- INFORMATION GIVEN
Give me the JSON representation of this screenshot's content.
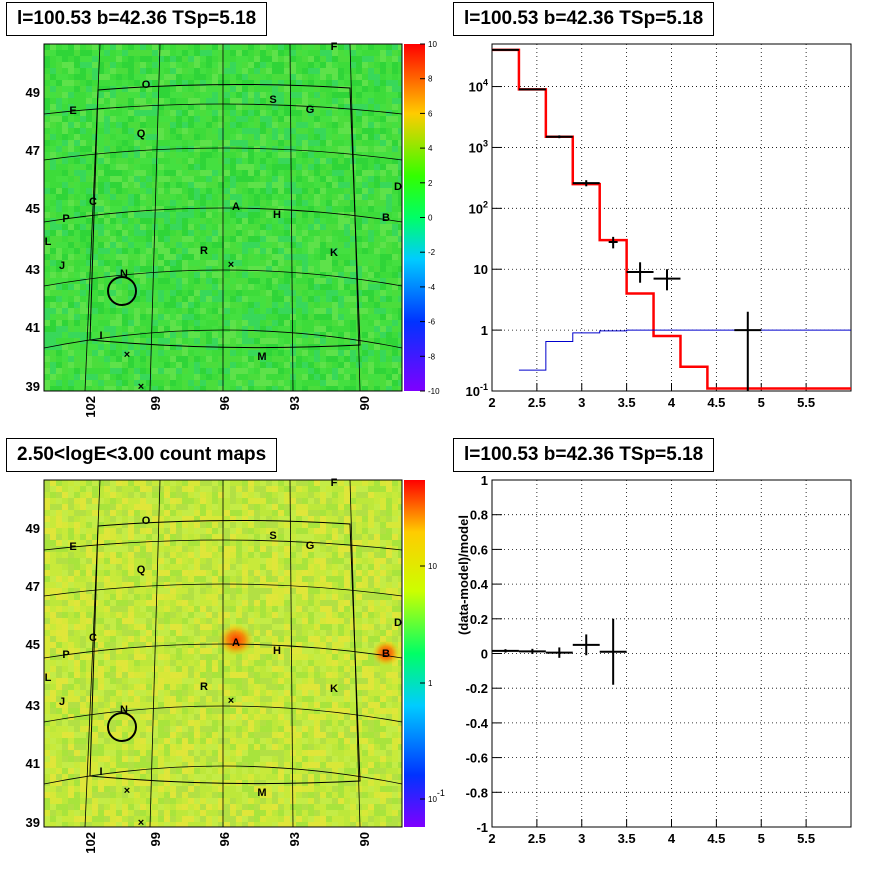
{
  "titles": {
    "map_top": "l=100.53 b=42.36 TSp=5.18",
    "spec_top": "l=100.53 b=42.36 TSp=5.18",
    "map_bottom": "2.50<logE<3.00 count maps",
    "resid_bottom": "l=100.53 b=42.36 TSp=5.18"
  },
  "map_axes": {
    "lat_ticks": [
      "49",
      "47",
      "45",
      "43",
      "41",
      "39"
    ],
    "lon_ticks": [
      "102",
      "99",
      "96",
      "93",
      "90"
    ]
  },
  "sources": [
    "F",
    "O",
    "S",
    "G",
    "E",
    "Q",
    "D",
    "C",
    "A",
    "H",
    "P",
    "B",
    "L",
    "R",
    "K",
    "J",
    "N",
    "I",
    "M"
  ],
  "colorbar_top": {
    "ticks": [
      "10",
      "8",
      "6",
      "4",
      "2",
      "0",
      "-2",
      "-4",
      "-6",
      "-8",
      "-10"
    ]
  },
  "colorbar_bottom": {
    "ticks": [
      "10",
      "1",
      "10^-1"
    ]
  },
  "chart_data": [
    {
      "type": "line",
      "panel": "spectrum",
      "log_y": true,
      "xlim": [
        2,
        6
      ],
      "ylim": [
        0.1,
        50000
      ],
      "x_ticks": [
        "2",
        "2.5",
        "3",
        "3.5",
        "4",
        "4.5",
        "5",
        "5.5"
      ],
      "y_ticks": [
        "10^-1",
        "1",
        "10",
        "10^2",
        "10^3",
        "10^4"
      ],
      "grid": true,
      "series": [
        {
          "style": "red-histogram",
          "bins": [
            2.0,
            2.3,
            2.6,
            2.9,
            3.2,
            3.5,
            3.8,
            4.1,
            4.4,
            4.7,
            5.0,
            5.3,
            5.6,
            6.0
          ],
          "values": [
            40000,
            9000,
            1500,
            250,
            30,
            4,
            0.8,
            0.25,
            0.11,
            0.11,
            0.11,
            0.11,
            0.11
          ]
        },
        {
          "style": "blue-histogram",
          "bins": [
            2.3,
            2.6,
            2.9,
            3.2,
            3.5,
            6.0
          ],
          "values": [
            0.22,
            0.65,
            0.9,
            0.97,
            1.0
          ]
        },
        {
          "style": "data-points",
          "points": [
            {
              "x": 2.15,
              "xerr": 0.15,
              "y": 40000,
              "ylo": 39000,
              "yhi": 41000
            },
            {
              "x": 2.45,
              "xerr": 0.15,
              "y": 9000,
              "ylo": 8800,
              "yhi": 9200
            },
            {
              "x": 2.75,
              "xerr": 0.15,
              "y": 1500,
              "ylo": 1420,
              "yhi": 1580
            },
            {
              "x": 3.05,
              "xerr": 0.15,
              "y": 260,
              "ylo": 230,
              "yhi": 290
            },
            {
              "x": 3.35,
              "xerr": 0.05,
              "y": 28,
              "ylo": 22,
              "yhi": 34
            },
            {
              "x": 3.65,
              "xerr": 0.15,
              "y": 9,
              "ylo": 6,
              "yhi": 13
            },
            {
              "x": 3.95,
              "xerr": 0.15,
              "y": 7,
              "ylo": 4.5,
              "yhi": 10
            },
            {
              "x": 4.85,
              "xerr": 0.15,
              "y": 1,
              "ylo": 0.1,
              "yhi": 2
            }
          ]
        }
      ]
    },
    {
      "type": "scatter",
      "panel": "residual",
      "ylabel": "(data-model)/model",
      "xlim": [
        2,
        6
      ],
      "ylim": [
        -1,
        1
      ],
      "x_ticks": [
        "2",
        "2.5",
        "3",
        "3.5",
        "4",
        "4.5",
        "5",
        "5.5"
      ],
      "y_ticks": [
        "1",
        "0.8",
        "0.6",
        "0.4",
        "0.2",
        "0",
        "-0.2",
        "-0.4",
        "-0.6",
        "-0.8",
        "-1"
      ],
      "grid": true,
      "points": [
        {
          "x": 2.15,
          "xerr": 0.15,
          "y": 0.015,
          "yerr": 0.01
        },
        {
          "x": 2.45,
          "xerr": 0.15,
          "y": 0.012,
          "yerr": 0.015
        },
        {
          "x": 2.75,
          "xerr": 0.15,
          "y": 0.005,
          "yerr": 0.03
        },
        {
          "x": 3.05,
          "xerr": 0.15,
          "y": 0.05,
          "yerr": 0.06
        },
        {
          "x": 3.35,
          "xerr": 0.15,
          "y": 0.01,
          "yerr": 0.19
        }
      ]
    }
  ]
}
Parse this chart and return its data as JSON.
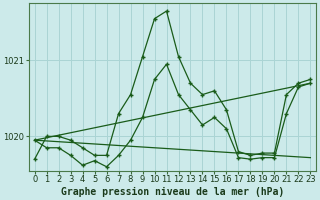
{
  "title": "Graphe pression niveau de la mer (hPa)",
  "bg_color": "#cceaea",
  "line_color": "#1a5c1a",
  "grid_color": "#aad4d4",
  "ylim": [
    1019.55,
    1021.75
  ],
  "yticks": [
    1020,
    1021
  ],
  "xlim": [
    -0.5,
    23.5
  ],
  "xticks": [
    0,
    1,
    2,
    3,
    4,
    5,
    6,
    7,
    8,
    9,
    10,
    11,
    12,
    13,
    14,
    15,
    16,
    17,
    18,
    19,
    20,
    21,
    22,
    23
  ],
  "series": [
    {
      "x": [
        0,
        1,
        2,
        3,
        4,
        5,
        6,
        7,
        8,
        9,
        10,
        11,
        12,
        13,
        14,
        15,
        16,
        17,
        18,
        19,
        20,
        21,
        22,
        23
      ],
      "y": [
        1019.7,
        1020.0,
        1020.0,
        1019.95,
        1019.85,
        1019.75,
        1019.75,
        1020.3,
        1020.55,
        1021.05,
        1021.55,
        1021.65,
        1021.05,
        1020.7,
        1020.55,
        1020.6,
        1020.35,
        1019.8,
        1019.75,
        1019.78,
        1019.78,
        1020.55,
        1020.7,
        1020.75
      ]
    },
    {
      "x": [
        0,
        1,
        2,
        3,
        4,
        5,
        6,
        7,
        8,
        9,
        10,
        11,
        12,
        13,
        14,
        15,
        16,
        17,
        18,
        19,
        20,
        21,
        22,
        23
      ],
      "y": [
        1019.95,
        1019.85,
        1019.85,
        1019.75,
        1019.62,
        1019.68,
        1019.6,
        1019.75,
        1019.95,
        1020.25,
        1020.75,
        1020.95,
        1020.55,
        1020.35,
        1020.15,
        1020.25,
        1020.1,
        1019.72,
        1019.7,
        1019.72,
        1019.72,
        1020.3,
        1020.65,
        1020.7
      ]
    },
    {
      "x": [
        0,
        23
      ],
      "y": [
        1019.95,
        1020.7
      ]
    },
    {
      "x": [
        0,
        23
      ],
      "y": [
        1019.95,
        1019.72
      ]
    }
  ],
  "xlabel_fontsize": 7,
  "tick_fontsize": 6,
  "ylabel_fontsize": 6
}
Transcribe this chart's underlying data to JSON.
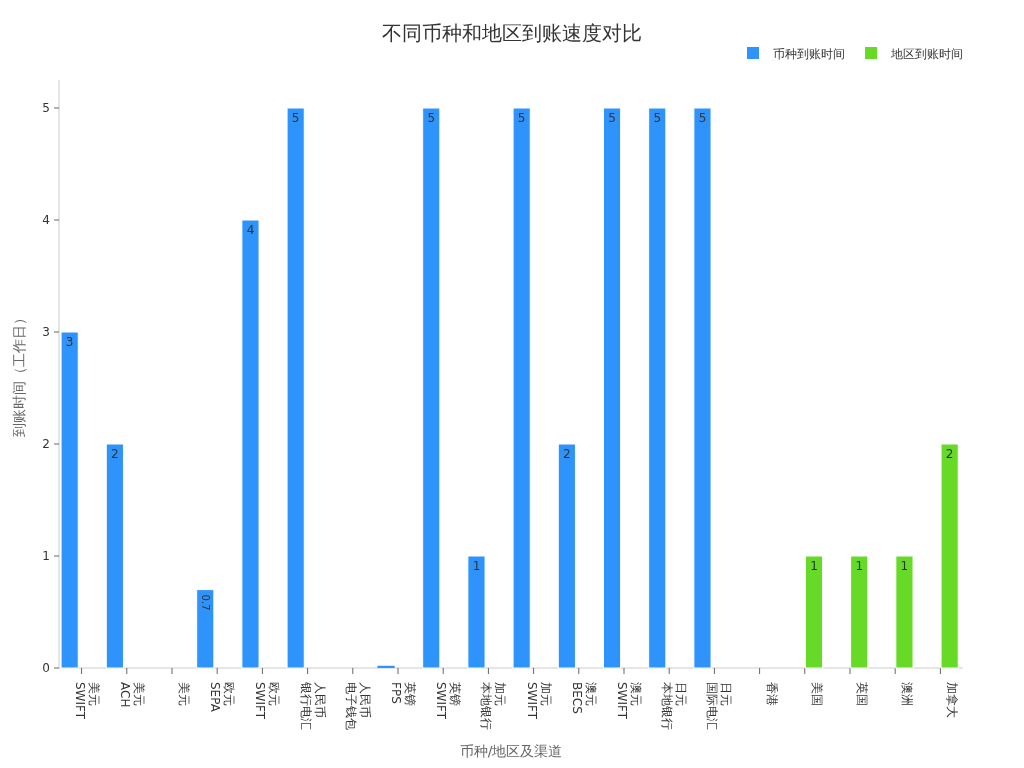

- INSTRUCTION
Copy each line of the listing that contains the string "style".

- THE ANSWER
          "style": "red-histogram",
          "style": "blue-histogram",
          "style": "data-points",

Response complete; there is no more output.